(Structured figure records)
────────────────

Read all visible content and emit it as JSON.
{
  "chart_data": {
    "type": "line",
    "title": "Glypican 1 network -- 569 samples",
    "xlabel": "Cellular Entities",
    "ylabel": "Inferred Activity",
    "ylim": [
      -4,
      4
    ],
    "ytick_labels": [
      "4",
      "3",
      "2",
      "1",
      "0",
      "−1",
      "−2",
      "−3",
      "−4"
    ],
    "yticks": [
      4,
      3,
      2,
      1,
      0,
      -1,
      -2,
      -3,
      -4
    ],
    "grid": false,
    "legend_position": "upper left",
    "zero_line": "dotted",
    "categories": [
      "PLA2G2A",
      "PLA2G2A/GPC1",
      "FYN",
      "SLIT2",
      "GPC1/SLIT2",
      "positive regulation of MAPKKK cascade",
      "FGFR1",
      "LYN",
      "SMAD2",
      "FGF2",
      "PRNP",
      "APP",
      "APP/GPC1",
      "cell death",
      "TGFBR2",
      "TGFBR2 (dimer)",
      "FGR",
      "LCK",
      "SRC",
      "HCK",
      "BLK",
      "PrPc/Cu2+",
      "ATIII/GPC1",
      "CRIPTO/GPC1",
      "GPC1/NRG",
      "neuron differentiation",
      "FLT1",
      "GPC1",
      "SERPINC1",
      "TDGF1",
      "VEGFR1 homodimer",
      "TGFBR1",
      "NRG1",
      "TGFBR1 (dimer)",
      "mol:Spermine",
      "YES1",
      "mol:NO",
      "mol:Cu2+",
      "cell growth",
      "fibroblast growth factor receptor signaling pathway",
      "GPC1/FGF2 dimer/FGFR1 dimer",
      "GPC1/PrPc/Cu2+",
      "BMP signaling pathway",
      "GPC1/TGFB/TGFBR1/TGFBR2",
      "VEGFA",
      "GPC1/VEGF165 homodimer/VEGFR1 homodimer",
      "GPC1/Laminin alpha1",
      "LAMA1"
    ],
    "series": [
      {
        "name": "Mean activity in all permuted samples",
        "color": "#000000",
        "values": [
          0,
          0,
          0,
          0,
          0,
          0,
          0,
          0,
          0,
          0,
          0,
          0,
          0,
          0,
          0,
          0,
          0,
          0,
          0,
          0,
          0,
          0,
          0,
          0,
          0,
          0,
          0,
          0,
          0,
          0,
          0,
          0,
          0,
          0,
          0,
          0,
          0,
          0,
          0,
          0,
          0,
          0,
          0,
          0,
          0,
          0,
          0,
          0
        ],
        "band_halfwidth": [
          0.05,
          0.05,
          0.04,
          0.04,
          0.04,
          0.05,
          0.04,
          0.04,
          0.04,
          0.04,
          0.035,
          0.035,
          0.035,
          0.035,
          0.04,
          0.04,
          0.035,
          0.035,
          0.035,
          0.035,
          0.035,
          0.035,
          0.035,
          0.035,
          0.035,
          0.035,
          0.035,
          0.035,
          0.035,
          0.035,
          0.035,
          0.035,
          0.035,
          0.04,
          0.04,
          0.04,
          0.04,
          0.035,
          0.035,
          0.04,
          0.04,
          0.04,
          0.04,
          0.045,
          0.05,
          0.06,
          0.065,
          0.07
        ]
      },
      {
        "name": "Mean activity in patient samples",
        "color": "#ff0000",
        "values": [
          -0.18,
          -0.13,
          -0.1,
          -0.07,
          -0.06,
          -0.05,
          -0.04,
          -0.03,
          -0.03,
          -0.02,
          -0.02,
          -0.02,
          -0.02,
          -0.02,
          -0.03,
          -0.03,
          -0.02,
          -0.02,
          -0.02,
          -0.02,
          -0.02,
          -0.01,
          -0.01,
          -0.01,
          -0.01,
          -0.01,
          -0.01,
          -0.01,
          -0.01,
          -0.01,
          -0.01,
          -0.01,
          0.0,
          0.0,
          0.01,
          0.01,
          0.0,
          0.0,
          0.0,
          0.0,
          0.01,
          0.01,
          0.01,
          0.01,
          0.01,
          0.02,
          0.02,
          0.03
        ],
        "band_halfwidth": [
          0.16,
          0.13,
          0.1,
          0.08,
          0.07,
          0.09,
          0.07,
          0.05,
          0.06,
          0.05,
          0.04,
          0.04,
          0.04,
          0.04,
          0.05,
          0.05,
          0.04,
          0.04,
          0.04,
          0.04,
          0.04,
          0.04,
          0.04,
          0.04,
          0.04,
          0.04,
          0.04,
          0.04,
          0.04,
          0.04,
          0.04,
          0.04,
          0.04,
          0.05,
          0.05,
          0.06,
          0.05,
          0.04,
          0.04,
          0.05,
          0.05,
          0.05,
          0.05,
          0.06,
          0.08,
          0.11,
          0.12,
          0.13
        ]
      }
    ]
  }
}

────────────────

Task instructions =
Search the entries for the word "Mean" and pick out every line that holds it.

Output for this exercise =
        "name": "Mean activity in all permuted samples",
        "name": "Mean activity in patient samples",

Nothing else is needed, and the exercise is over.